> [JOB]
Each record is to be transcribed exactly.

Stored data entries:
- - -

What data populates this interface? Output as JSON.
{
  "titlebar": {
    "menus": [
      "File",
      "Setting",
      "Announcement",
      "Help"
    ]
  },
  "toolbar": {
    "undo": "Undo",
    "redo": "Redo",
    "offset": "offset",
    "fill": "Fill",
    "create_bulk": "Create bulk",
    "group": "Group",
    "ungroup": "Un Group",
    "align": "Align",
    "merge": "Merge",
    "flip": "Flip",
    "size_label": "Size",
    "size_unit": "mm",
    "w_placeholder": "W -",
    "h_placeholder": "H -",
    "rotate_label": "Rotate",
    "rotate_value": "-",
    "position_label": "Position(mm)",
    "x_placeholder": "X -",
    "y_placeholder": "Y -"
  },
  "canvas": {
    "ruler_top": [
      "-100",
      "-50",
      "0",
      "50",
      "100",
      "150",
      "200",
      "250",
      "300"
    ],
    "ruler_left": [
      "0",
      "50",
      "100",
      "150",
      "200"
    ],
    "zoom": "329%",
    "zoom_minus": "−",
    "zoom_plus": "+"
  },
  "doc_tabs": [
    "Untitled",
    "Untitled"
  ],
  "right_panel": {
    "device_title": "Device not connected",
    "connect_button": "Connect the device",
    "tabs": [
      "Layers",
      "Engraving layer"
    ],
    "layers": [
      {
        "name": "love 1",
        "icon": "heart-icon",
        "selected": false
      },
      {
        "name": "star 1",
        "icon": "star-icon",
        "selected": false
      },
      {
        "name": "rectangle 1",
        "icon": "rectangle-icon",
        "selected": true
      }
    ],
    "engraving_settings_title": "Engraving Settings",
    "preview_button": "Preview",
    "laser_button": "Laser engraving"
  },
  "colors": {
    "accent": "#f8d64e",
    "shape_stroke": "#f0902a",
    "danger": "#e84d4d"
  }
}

- - -

> [COMPLETED EXERCISE]
What data populates this interface? Output as JSON.
{
  "titlebar": {
    "menus": [
      "File",
      "Setting",
      "Announcement",
      "Help"
    ]
  },
  "toolbar": {
    "undo": "Undo",
    "redo": "Redo",
    "offset": "offset",
    "fill": "Fill",
    "create_bulk": "Create bulk",
    "group": "Group",
    "ungroup": "Un Group",
    "align": "Align",
    "merge": "Merge",
    "flip": "Flip",
    "size_label": "Size",
    "size_unit": "mm",
    "w_placeholder": "W -",
    "h_placeholder": "H -",
    "rotate_label": "Rotate",
    "rotate_value": "-",
    "position_label": "Position(mm)",
    "x_placeholder": "X -",
    "y_placeholder": "Y -"
  },
  "canvas": {
    "ruler_top": [
      "-100",
      "-50",
      "0",
      "50",
      "100",
      "150",
      "200",
      "250",
      "300"
    ],
    "ruler_left": [
      "0",
      "50",
      "100",
      "150",
      "200"
    ],
    "zoom": "329%",
    "zoom_minus": "−",
    "zoom_plus": "+"
  },
  "doc_tabs": [
    "Untitled",
    "Untitled"
  ],
  "right_panel": {
    "device_title": "Device not connected",
    "connect_button": "Connect the device",
    "tabs": [
      "Layers",
      "Engraving layer"
    ],
    "layers": [
      {
        "name": "love 1",
        "icon": "heart-icon",
        "selected": false
      },
      {
        "name": "star 1",
        "icon": "star-icon",
        "selected": false
      },
      {
        "name": "rectangle 1",
        "icon": "rectangle-icon",
        "selected": true
      }
    ],
    "engraving_settings_title": "Engraving Settings",
    "preview_button": "Preview",
    "laser_button": "Laser engraving"
  },
  "colors": {
    "accent": "#f8d64e",
    "shape_stroke": "#f0902a",
    "danger": "#e84d4d"
  }
}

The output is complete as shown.